Figure content listings
● ● ● ● ●

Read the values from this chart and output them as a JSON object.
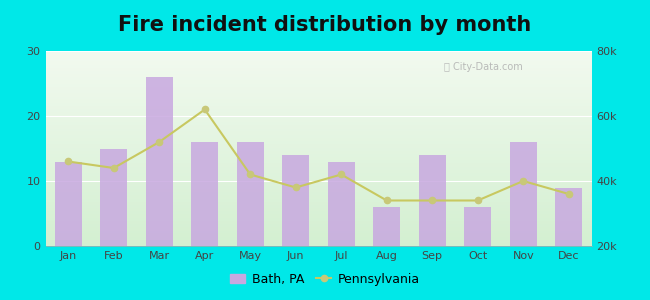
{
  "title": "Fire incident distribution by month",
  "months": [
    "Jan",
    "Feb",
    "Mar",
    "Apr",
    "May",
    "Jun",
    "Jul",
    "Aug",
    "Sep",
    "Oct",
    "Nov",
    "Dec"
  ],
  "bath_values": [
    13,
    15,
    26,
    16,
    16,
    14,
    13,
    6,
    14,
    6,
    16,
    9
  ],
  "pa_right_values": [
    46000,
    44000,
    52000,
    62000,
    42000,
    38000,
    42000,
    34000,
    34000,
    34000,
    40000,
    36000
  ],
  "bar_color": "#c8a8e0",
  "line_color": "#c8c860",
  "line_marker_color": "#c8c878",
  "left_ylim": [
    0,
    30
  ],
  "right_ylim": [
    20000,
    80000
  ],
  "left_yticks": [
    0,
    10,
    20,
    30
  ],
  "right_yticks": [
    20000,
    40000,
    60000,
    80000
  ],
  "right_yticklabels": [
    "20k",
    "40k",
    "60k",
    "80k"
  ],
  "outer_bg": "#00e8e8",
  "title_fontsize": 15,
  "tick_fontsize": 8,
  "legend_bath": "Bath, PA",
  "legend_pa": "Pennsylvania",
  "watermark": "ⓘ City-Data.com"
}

● ● ● ● ●

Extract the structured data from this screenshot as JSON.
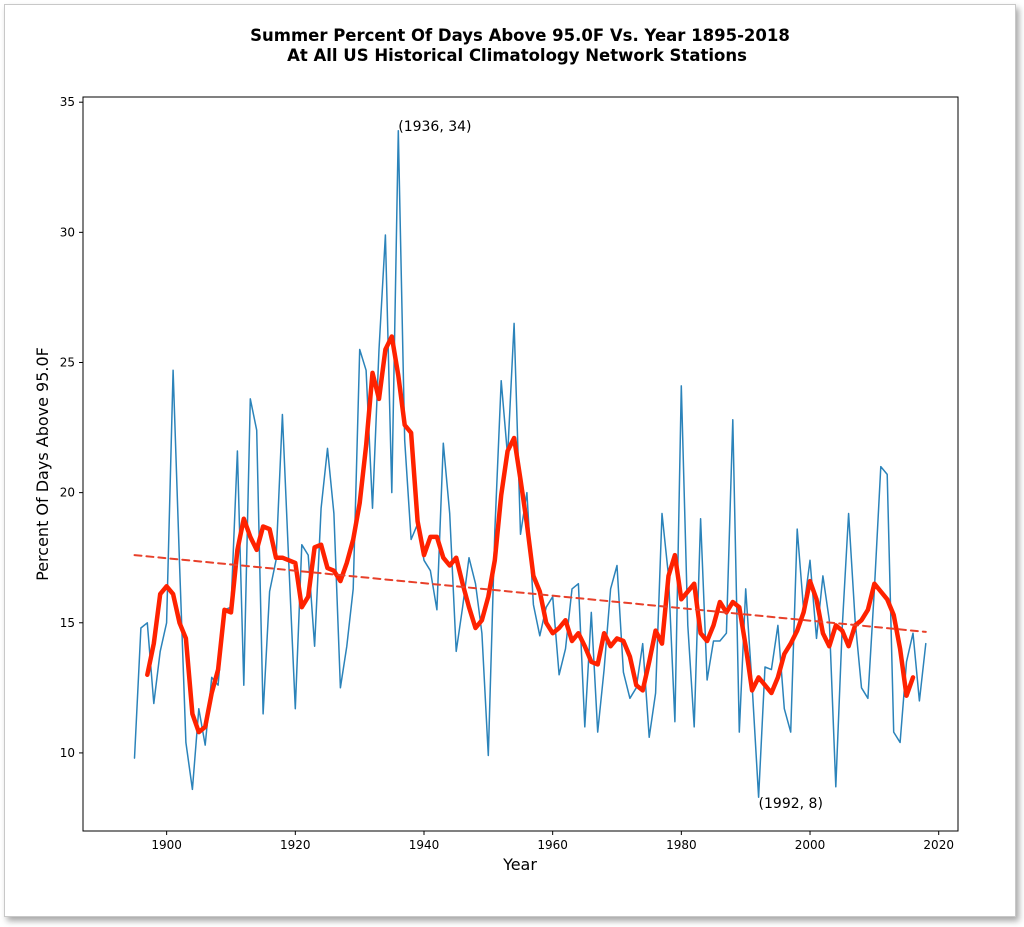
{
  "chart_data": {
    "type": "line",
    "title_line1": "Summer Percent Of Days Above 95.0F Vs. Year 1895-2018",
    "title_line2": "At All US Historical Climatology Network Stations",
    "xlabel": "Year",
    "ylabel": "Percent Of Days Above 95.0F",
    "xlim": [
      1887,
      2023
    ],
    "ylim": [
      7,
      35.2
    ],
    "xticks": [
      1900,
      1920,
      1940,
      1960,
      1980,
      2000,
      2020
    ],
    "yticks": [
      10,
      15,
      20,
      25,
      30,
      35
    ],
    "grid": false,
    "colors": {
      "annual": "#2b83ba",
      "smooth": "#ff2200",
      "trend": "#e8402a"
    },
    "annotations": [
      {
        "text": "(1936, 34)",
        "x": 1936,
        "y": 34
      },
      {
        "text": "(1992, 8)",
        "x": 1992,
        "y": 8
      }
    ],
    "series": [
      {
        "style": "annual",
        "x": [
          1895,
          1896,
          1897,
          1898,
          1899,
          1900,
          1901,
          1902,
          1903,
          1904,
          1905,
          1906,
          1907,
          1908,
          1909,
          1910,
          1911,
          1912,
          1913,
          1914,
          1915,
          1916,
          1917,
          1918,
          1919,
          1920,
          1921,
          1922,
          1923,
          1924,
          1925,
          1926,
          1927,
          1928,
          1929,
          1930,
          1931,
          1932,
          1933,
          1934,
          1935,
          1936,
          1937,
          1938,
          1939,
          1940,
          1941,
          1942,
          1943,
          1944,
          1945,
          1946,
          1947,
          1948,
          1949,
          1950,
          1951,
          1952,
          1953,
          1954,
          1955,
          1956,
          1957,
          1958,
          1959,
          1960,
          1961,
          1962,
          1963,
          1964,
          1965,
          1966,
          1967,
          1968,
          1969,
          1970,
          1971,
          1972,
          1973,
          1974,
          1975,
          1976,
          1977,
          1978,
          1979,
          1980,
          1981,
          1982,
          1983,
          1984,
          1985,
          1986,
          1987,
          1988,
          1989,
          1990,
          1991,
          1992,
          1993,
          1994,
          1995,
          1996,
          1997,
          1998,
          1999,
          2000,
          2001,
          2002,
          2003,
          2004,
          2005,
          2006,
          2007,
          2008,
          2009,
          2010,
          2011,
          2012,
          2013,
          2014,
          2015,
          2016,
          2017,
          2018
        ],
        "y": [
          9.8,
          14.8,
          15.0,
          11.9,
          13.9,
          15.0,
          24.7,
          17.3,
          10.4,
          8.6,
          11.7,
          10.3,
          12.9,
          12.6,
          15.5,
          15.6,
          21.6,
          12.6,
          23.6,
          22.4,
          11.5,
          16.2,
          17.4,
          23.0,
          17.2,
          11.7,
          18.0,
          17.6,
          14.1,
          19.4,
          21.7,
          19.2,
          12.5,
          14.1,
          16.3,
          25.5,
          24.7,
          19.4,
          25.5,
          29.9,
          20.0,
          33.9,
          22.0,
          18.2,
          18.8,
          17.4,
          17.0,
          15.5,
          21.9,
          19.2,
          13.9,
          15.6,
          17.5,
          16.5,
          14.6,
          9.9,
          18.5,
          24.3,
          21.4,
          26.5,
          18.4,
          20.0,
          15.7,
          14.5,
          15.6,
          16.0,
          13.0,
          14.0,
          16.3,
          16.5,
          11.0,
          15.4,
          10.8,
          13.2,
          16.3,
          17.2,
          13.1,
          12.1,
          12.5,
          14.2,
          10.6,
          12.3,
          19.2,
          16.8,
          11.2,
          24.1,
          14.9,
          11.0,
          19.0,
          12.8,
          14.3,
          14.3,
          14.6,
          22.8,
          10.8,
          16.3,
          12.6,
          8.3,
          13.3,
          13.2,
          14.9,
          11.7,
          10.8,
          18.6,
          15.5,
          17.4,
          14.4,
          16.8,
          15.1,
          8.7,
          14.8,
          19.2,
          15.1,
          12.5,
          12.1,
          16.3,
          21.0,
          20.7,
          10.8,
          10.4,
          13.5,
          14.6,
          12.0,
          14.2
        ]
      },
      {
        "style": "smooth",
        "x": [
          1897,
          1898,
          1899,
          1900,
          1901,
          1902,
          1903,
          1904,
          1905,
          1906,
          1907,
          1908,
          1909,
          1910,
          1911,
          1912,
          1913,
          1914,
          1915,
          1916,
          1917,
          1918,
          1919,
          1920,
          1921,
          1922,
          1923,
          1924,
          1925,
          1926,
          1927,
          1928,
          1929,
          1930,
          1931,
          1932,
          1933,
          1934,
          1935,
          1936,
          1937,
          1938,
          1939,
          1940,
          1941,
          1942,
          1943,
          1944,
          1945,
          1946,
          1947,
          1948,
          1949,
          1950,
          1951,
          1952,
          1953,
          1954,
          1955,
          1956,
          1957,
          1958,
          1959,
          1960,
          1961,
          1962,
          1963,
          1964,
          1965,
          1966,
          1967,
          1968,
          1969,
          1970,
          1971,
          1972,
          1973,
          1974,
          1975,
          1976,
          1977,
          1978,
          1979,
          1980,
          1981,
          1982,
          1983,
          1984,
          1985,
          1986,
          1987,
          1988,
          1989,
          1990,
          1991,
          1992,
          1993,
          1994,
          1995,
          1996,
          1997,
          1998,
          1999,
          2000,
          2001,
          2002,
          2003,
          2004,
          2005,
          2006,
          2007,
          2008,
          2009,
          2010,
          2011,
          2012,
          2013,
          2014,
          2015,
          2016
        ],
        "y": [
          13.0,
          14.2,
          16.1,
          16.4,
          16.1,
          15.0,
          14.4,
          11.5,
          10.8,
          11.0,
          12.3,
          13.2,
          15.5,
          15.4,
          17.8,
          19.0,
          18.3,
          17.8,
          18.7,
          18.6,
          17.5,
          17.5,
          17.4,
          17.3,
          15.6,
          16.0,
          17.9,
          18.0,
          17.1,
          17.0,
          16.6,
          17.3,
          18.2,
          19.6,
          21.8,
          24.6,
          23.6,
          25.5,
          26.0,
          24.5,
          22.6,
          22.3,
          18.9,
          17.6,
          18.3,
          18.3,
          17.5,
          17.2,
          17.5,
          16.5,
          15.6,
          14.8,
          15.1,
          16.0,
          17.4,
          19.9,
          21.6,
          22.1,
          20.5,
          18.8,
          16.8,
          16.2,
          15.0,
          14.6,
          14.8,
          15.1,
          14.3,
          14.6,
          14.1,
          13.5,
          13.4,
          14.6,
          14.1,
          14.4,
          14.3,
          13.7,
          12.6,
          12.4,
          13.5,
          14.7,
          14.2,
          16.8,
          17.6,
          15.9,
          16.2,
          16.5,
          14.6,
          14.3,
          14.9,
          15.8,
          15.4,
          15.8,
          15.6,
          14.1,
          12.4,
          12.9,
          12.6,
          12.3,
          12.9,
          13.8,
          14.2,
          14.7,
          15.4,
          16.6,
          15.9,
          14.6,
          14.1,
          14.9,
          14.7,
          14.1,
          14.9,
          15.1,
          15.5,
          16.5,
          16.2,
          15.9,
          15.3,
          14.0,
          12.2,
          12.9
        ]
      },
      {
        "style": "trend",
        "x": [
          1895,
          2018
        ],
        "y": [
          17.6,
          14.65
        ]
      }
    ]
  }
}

● ● ● ● ●

■ Stated problem
Check every line for "Above" and show the ones that have it.

■ Answer to the exercise
    "title_line1": "Summer Percent Of Days Above 95.0F Vs. Year 1895-2018",
    "ylabel": "Percent Of Days Above 95.0F",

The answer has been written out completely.